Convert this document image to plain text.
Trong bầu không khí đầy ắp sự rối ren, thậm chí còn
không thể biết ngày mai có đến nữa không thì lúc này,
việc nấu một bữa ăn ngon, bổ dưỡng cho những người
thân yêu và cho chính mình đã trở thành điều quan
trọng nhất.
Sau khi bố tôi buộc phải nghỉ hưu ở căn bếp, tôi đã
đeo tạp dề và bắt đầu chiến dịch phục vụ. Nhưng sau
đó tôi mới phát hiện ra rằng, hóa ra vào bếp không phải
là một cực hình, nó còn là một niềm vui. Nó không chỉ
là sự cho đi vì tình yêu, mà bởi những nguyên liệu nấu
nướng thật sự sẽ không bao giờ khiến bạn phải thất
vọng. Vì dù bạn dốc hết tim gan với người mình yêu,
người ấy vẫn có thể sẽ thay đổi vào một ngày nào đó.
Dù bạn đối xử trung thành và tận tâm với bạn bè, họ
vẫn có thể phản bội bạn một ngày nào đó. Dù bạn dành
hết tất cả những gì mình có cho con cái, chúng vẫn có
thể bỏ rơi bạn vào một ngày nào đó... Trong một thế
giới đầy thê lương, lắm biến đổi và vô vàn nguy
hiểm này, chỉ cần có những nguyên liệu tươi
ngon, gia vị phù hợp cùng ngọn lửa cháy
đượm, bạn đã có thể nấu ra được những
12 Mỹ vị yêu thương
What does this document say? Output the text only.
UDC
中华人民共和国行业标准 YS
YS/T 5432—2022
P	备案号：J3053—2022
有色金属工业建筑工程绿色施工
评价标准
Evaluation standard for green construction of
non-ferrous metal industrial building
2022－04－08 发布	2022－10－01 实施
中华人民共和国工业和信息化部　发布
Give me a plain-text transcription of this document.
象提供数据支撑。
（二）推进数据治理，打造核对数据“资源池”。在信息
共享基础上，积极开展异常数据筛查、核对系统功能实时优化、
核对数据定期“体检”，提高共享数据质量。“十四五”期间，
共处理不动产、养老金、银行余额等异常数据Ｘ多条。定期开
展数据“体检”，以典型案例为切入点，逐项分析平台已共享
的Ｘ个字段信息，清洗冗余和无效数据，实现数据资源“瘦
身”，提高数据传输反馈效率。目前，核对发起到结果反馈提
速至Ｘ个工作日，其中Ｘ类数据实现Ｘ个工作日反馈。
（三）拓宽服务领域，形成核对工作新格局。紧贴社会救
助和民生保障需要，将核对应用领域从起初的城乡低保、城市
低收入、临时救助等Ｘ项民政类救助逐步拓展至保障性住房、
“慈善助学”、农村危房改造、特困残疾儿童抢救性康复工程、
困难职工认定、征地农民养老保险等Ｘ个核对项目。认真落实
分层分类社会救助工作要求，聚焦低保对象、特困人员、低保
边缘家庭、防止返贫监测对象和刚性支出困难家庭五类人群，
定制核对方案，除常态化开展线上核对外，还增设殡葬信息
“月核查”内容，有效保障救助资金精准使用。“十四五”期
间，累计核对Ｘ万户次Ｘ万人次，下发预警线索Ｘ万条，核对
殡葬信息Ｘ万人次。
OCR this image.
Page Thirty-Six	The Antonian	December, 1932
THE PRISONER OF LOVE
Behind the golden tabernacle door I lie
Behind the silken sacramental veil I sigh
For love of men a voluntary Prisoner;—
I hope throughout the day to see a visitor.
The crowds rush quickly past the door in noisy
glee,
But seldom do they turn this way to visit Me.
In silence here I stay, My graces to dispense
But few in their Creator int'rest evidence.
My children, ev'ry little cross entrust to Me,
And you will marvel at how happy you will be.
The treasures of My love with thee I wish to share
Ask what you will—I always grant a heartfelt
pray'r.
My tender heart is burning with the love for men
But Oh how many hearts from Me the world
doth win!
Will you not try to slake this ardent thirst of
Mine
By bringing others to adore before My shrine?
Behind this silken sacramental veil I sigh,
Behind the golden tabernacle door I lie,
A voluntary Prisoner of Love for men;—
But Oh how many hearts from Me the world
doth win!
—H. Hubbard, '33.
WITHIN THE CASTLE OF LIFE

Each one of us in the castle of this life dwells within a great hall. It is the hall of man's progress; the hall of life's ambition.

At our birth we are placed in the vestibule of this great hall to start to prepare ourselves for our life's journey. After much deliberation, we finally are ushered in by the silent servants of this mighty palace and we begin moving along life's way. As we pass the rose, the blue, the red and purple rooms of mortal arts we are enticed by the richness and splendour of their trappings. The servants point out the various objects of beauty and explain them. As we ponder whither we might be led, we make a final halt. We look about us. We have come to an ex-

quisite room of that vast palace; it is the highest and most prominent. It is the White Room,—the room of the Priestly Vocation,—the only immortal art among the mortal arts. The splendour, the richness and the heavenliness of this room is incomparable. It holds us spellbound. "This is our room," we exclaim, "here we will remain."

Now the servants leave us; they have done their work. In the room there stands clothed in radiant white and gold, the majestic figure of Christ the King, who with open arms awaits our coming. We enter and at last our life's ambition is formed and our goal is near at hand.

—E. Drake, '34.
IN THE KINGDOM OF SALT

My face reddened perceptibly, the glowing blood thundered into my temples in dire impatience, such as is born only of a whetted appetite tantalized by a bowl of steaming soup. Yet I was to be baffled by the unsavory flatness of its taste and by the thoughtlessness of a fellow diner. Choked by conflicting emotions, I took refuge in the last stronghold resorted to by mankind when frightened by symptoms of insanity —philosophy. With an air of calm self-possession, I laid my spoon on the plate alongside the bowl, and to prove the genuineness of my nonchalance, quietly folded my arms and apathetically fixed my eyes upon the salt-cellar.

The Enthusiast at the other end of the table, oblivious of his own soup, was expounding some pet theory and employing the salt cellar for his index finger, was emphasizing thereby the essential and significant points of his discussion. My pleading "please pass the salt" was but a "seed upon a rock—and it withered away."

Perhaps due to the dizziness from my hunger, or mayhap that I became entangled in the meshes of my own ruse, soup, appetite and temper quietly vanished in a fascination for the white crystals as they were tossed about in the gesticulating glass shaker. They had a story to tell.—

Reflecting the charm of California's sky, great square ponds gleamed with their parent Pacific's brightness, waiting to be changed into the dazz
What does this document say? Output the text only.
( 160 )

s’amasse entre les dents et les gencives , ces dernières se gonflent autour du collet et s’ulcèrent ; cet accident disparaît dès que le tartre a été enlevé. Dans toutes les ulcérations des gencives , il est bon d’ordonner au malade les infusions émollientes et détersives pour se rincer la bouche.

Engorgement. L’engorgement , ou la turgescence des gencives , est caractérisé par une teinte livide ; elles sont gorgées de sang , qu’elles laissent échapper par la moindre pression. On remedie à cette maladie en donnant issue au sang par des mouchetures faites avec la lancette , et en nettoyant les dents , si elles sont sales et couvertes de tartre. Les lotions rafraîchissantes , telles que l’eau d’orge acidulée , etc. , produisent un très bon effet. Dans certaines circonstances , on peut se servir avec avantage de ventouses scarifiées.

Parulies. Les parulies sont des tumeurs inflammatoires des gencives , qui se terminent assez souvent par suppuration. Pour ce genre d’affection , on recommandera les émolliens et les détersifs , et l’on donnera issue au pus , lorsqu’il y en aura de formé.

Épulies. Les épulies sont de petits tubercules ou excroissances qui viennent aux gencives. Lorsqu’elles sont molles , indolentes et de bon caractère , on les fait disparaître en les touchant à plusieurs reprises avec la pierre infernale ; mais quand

-------

> Problem: In the records, locate each line holding the string "ambition" and copy it.

> Answer to this task:
Each one of us in the castle of this life dwells within a great hall. It is the hall of man's progress; the hall of life's ambition.
Now the servants leave us; they have done their work. In the room there stands clothed in radiant white and gold, the majestic figure of Christ the King, who with open arms awaits our coming. We enter and at last our life's ambition is formed and our goal is near at hand.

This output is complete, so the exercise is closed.